##### EXERCISE DATA

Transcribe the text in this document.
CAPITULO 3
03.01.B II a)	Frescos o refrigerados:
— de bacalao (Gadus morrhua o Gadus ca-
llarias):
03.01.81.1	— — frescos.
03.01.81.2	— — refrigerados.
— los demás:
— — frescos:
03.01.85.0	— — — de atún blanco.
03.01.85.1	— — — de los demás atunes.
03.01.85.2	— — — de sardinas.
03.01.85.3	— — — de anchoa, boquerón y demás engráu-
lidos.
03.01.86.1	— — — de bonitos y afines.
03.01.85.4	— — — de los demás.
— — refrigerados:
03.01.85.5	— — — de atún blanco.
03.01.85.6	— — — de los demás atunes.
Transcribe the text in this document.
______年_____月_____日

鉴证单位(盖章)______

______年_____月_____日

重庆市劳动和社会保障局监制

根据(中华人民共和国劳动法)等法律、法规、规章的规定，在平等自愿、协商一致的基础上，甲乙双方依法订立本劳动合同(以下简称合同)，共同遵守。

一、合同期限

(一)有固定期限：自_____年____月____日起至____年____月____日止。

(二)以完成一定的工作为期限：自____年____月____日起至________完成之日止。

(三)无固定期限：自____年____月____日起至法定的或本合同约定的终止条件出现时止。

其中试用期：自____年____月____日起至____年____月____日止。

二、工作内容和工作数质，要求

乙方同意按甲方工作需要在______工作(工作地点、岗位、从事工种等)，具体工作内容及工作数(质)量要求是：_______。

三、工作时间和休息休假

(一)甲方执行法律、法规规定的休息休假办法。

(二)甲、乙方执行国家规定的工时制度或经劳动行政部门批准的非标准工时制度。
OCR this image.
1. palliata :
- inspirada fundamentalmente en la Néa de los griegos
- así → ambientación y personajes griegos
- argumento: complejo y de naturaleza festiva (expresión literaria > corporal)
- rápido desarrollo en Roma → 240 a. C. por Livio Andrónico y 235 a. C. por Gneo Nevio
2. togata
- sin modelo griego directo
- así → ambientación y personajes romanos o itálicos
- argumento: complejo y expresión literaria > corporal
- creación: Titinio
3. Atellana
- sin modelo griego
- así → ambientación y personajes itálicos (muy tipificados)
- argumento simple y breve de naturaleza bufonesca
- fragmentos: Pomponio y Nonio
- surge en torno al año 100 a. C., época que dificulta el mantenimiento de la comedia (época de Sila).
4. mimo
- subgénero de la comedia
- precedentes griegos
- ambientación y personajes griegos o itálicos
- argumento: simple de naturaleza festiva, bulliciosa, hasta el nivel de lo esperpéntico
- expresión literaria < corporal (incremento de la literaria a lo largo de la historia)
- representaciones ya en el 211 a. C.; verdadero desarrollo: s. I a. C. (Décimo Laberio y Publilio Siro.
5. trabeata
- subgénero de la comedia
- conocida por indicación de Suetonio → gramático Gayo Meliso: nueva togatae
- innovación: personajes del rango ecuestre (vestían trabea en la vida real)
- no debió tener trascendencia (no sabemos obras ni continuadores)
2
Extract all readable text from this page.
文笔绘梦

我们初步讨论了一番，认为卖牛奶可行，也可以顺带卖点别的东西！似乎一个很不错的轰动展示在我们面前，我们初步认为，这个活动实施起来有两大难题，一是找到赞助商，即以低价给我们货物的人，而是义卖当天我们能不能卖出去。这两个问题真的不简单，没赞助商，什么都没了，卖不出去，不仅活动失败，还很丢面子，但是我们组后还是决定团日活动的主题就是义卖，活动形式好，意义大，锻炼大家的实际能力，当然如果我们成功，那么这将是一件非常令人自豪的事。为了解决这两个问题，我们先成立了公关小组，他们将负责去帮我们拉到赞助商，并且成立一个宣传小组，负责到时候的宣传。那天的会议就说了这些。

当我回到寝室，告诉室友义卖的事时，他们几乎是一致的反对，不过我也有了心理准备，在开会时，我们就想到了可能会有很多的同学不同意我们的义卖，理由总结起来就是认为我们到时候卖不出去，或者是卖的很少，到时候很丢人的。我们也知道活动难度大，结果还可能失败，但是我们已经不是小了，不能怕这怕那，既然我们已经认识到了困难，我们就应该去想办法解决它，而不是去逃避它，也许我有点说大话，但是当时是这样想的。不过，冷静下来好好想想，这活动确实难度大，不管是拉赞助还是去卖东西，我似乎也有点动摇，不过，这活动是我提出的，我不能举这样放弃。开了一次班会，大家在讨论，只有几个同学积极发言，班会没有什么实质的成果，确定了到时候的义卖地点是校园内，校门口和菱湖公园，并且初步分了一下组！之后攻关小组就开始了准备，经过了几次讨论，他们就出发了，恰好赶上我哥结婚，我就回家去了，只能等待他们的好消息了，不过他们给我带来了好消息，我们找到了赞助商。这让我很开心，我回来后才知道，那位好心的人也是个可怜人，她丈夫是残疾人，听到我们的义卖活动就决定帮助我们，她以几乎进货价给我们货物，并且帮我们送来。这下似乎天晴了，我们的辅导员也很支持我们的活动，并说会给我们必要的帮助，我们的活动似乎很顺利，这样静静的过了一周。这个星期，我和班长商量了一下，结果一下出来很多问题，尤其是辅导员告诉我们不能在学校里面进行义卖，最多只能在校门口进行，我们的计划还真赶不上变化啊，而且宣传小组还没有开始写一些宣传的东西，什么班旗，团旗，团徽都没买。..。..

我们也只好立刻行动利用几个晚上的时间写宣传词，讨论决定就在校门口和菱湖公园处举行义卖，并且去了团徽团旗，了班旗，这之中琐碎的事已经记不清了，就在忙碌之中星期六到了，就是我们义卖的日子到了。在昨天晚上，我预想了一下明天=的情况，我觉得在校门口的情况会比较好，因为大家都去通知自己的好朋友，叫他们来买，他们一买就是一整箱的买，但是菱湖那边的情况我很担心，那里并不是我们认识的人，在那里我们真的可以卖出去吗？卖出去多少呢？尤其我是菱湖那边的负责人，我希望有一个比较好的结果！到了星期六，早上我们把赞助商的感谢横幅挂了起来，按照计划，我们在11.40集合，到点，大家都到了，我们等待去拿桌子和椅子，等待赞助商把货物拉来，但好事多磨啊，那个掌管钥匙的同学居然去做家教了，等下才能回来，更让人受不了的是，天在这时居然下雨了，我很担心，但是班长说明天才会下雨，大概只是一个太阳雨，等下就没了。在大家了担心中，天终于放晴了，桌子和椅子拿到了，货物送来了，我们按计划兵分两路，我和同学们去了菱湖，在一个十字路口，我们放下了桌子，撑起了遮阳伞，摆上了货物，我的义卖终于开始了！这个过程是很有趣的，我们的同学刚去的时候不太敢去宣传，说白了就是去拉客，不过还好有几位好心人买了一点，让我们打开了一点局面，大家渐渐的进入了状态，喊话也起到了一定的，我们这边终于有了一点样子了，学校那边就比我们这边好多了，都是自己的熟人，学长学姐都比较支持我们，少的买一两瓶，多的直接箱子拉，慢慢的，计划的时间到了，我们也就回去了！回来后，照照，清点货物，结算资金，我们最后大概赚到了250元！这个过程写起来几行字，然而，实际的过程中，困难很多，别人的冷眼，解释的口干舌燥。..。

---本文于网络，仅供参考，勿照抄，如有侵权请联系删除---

##########

**STATED PROBLEM:** Extract all the material, leaving every line as it is.

**RESULT:**
Transcribe the text in this document.
CAPITULO 3
03.01.B II a)	Frescos o refrigerados:
— de bacalao (Gadus morrhua o Gadus ca-
llarias):
03.01.81.1	— — frescos.
03.01.81.2	— — refrigerados.
— los demás:
— — frescos:
03.01.85.0	— — — de atún blanco.
03.01.85.1	— — — de los demás atunes.
03.01.85.2	— — — de sardinas.
03.01.85.3	— — — de anchoa, boquerón y demás engráu-
lidos.
03.01.86.1	— — — de bonitos y afines.
03.01.85.4	— — — de los demás.
— — refrigerados:
03.01.85.5	— — — de atún blanco.
03.01.85.6	— — — de los demás atunes.
Transcribe the text in this document.
______年_____月_____日

鉴证单位(盖章)______

______年_____月_____日

重庆市劳动和社会保障局监制

根据(中华人民共和国劳动法)等法律、法规、规章的规定，在平等自愿、协商一致的基础上，甲乙双方依法订立本劳动合同(以下简称合同)，共同遵守。

一、合同期限

(一)有固定期限：自_____年____月____日起至____年____月____日止。

(二)以完成一定的工作为期限：自____年____月____日起至________完成之日止。

(三)无固定期限：自____年____月____日起至法定的或本合同约定的终止条件出现时止。

其中试用期：自____年____月____日起至____年____月____日止。

二、工作内容和工作数质，要求

乙方同意按甲方工作需要在______工作(工作地点、岗位、从事工种等)，具体工作内容及工作数(质)量要求是：_______。

三、工作时间和休息休假

(一)甲方执行法律、法规规定的休息休假办法。

(二)甲、乙方执行国家规定的工时制度或经劳动行政部门批准的非标准工时制度。
OCR this image.
1. palliata :
- inspirada fundamentalmente en la Néa de los griegos
- así → ambientación y personajes griegos
- argumento: complejo y de naturaleza festiva (expresión literaria > corporal)
- rápido desarrollo en Roma → 240 a. C. por Livio Andrónico y 235 a. C. por Gneo Nevio
2. togata
- sin modelo griego directo
- así → ambientación y personajes romanos o itálicos
- argumento: complejo y expresión literaria > corporal
- creación: Titinio
3. Atellana
- sin modelo griego
- así → ambientación y personajes itálicos (muy tipificados)
- argumento simple y breve de naturaleza bufonesca
- fragmentos: Pomponio y Nonio
- surge en torno al año 100 a. C., época que dificulta el mantenimiento de la comedia (época de Sila).
4. mimo
- subgénero de la comedia
- precedentes griegos
- ambientación y personajes griegos o itálicos
- argumento: simple de naturaleza festiva, bulliciosa, hasta el nivel de lo esperpéntico
- expresión literaria < corporal (incremento de la literaria a lo largo de la historia)
- representaciones ya en el 211 a. C.; verdadero desarrollo: s. I a. C. (Décimo Laberio y Publilio Siro.
5. trabeata
- subgénero de la comedia
- conocida por indicación de Suetonio → gramático Gayo Meliso: nueva togatae
- innovación: personajes del rango ecuestre (vestían trabea en la vida real)
- no debió tener trascendencia (no sabemos obras ni continuadores)
2
Extract all readable text from this page.
文笔绘梦

我们初步讨论了一番，认为卖牛奶可行，也可以顺带卖点别的东西！似乎一个很不错的轰动展示在我们面前，我们初步认为，这个活动实施起来有两大难题，一是找到赞助商，即以低价给我们货物的人，而是义卖当天我们能不能卖出去。这两个问题真的不简单，没赞助商，什么都没了，卖不出去，不仅活动失败，还很丢面子，但是我们组后还是决定团日活动的主题就是义卖，活动形式好，意义大，锻炼大家的实际能力，当然如果我们成功，那么这将是一件非常令人自豪的事。为了解决这两个问题，我们先成立了公关小组，他们将负责去帮我们拉到赞助商，并且成立一个宣传小组，负责到时候的宣传。那天的会议就说了这些。

当我回到寝室，告诉室友义卖的事时，他们几乎是一致的反对，不过我也有了心理准备，在开会时，我们就想到了可能会有很多的同学不同意我们的义卖，理由总结起来就是认为我们到时候卖不出去，或者是卖的很少，到时候很丢人的。我们也知道活动难度大，结果还可能失败，但是我们已经不是小了，不能怕这怕那，既然我们已经认识到了困难，我们就应该去想办法解决它，而不是去逃避它，也许我有点说大话，但是当时是这样想的。不过，冷静下来好好想想，这活动确实难度大，不管是拉赞助还是去卖东西，我似乎也有点动摇，不过，这活动是我提出的，我不能举这样放弃。开了一次班会，大家在讨论，只有几个同学积极发言，班会没有什么实质的成果，确定了到时候的义卖地点是校园内，校门口和菱湖公园，并且初步分了一下组！之后攻关小组就开始了准备，经过了几次讨论，他们就出发了，恰好赶上我哥结婚，我就回家去了，只能等待他们的好消息了，不过他们给我带来了好消息，我们找到了赞助商。这让我很开心，我回来后才知道，那位好心的人也是个可怜人，她丈夫是残疾人，听到我们的义卖活动就决定帮助我们，她以几乎进货价给我们货物，并且帮我们送来。这下似乎天晴了，我们的辅导员也很支持我们的活动，并说会给我们必要的帮助，我们的活动似乎很顺利，这样静静的过了一周。这个星期，我和班长商量了一下，结果一下出来很多问题，尤其是辅导员告诉我们不能在学校里面进行义卖，最多只能在校门口进行，我们的计划还真赶不上变化啊，而且宣传小组还没有开始写一些宣传的东西，什么班旗，团旗，团徽都没买。..。..

我们也只好立刻行动利用几个晚上的时间写宣传词，讨论决定就在校门口和菱湖公园处举行义卖，并且去了团徽团旗，了班旗，这之中琐碎的事已经记不清了，就在忙碌之中星期六到了，就是我们义卖的日子到了。在昨天晚上，我预想了一下明天=的情况，我觉得在校门口的情况会比较好，因为大家都去通知自己的好朋友，叫他们来买，他们一买就是一整箱的买，但是菱湖那边的情况我很担心，那里并不是我们认识的人，在那里我们真的可以卖出去吗？卖出去多少呢？尤其我是菱湖那边的负责人，我希望有一个比较好的结果！到了星期六，早上我们把赞助商的感谢横幅挂了起来，按照计划，我们在11.40集合，到点，大家都到了，我们等待去拿桌子和椅子，等待赞助商把货物拉来，但好事多磨啊，那个掌管钥匙的同学居然去做家教了，等下才能回来，更让人受不了的是，天在这时居然下雨了，我很担心，但是班长说明天才会下雨，大概只是一个太阳雨，等下就没了。在大家了担心中，天终于放晴了，桌子和椅子拿到了，货物送来了，我们按计划兵分两路，我和同学们去了菱湖，在一个十字路口，我们放下了桌子，撑起了遮阳伞，摆上了货物，我的义卖终于开始了！这个过程是很有趣的，我们的同学刚去的时候不太敢去宣传，说白了就是去拉客，不过还好有几位好心人买了一点，让我们打开了一点局面，大家渐渐的进入了状态，喊话也起到了一定的，我们这边终于有了一点样子了，学校那边就比我们这边好多了，都是自己的熟人，学长学姐都比较支持我们，少的买一两瓶，多的直接箱子拉，慢慢的，计划的时间到了，我们也就回去了！回来后，照照，清点货物，结算资金，我们最后大概赚到了250元！这个过程写起来几行字，然而，实际的过程中，困难很多，别人的冷眼，解释的口干舌燥。..。

---本文于网络，仅供参考，勿照抄，如有侵权请联系删除---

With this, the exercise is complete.